**THE PROBLEM:** Output each entry below as it stands, leaving out every picture.
—————
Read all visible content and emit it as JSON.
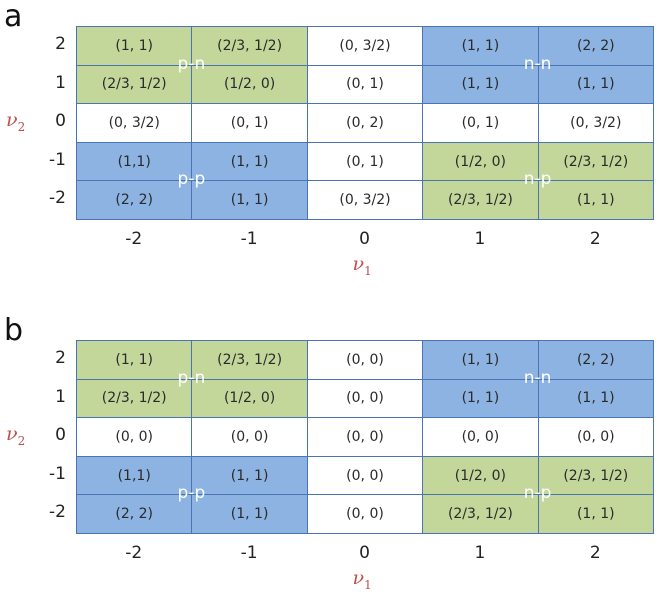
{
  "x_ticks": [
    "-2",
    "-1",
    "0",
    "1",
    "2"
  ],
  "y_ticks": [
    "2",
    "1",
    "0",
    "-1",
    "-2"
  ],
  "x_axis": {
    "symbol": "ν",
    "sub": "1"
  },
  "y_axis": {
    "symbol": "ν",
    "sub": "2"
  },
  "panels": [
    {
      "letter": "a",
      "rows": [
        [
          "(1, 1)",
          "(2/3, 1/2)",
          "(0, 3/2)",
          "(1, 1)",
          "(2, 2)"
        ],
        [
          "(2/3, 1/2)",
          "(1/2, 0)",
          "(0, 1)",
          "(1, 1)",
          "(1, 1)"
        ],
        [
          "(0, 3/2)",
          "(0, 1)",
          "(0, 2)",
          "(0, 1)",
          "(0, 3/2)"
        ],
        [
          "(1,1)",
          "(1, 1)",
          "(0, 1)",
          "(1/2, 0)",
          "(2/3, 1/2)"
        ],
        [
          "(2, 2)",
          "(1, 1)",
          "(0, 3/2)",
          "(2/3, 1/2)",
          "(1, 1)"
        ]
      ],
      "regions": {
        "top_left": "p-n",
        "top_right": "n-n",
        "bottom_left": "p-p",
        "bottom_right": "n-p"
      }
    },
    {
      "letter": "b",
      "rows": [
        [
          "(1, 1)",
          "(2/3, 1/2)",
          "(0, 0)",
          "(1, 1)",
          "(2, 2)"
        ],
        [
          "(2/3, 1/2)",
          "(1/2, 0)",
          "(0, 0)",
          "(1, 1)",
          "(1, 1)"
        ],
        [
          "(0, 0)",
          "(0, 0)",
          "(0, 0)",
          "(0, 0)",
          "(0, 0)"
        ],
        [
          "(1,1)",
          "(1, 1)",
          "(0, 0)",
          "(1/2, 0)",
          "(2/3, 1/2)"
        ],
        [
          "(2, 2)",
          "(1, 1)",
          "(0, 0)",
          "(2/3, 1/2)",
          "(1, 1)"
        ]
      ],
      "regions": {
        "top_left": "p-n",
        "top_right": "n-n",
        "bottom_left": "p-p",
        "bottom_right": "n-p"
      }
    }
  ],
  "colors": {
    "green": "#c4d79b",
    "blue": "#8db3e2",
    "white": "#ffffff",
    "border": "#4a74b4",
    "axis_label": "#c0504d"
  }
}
—————
**TASK SOLUTION:**
Read all visible content and emit it as JSON.
{
  "x_ticks": [
    "-2",
    "-1",
    "0",
    "1",
    "2"
  ],
  "y_ticks": [
    "2",
    "1",
    "0",
    "-1",
    "-2"
  ],
  "x_axis": {
    "symbol": "ν",
    "sub": "1"
  },
  "y_axis": {
    "symbol": "ν",
    "sub": "2"
  },
  "panels": [
    {
      "letter": "a",
      "rows": [
        [
          "(1, 1)",
          "(2/3, 1/2)",
          "(0, 3/2)",
          "(1, 1)",
          "(2, 2)"
        ],
        [
          "(2/3, 1/2)",
          "(1/2, 0)",
          "(0, 1)",
          "(1, 1)",
          "(1, 1)"
        ],
        [
          "(0, 3/2)",
          "(0, 1)",
          "(0, 2)",
          "(0, 1)",
          "(0, 3/2)"
        ],
        [
          "(1,1)",
          "(1, 1)",
          "(0, 1)",
          "(1/2, 0)",
          "(2/3, 1/2)"
        ],
        [
          "(2, 2)",
          "(1, 1)",
          "(0, 3/2)",
          "(2/3, 1/2)",
          "(1, 1)"
        ]
      ],
      "regions": {
        "top_left": "p-n",
        "top_right": "n-n",
        "bottom_left": "p-p",
        "bottom_right": "n-p"
      }
    },
    {
      "letter": "b",
      "rows": [
        [
          "(1, 1)",
          "(2/3, 1/2)",
          "(0, 0)",
          "(1, 1)",
          "(2, 2)"
        ],
        [
          "(2/3, 1/2)",
          "(1/2, 0)",
          "(0, 0)",
          "(1, 1)",
          "(1, 1)"
        ],
        [
          "(0, 0)",
          "(0, 0)",
          "(0, 0)",
          "(0, 0)",
          "(0, 0)"
        ],
        [
          "(1,1)",
          "(1, 1)",
          "(0, 0)",
          "(1/2, 0)",
          "(2/3, 1/2)"
        ],
        [
          "(2, 2)",
          "(1, 1)",
          "(0, 0)",
          "(2/3, 1/2)",
          "(1, 1)"
        ]
      ],
      "regions": {
        "top_left": "p-n",
        "top_right": "n-n",
        "bottom_left": "p-p",
        "bottom_right": "n-p"
      }
    }
  ],
  "colors": {
    "green": "#c4d79b",
    "blue": "#8db3e2",
    "white": "#ffffff",
    "border": "#4a74b4",
    "axis_label": "#c0504d"
  }
}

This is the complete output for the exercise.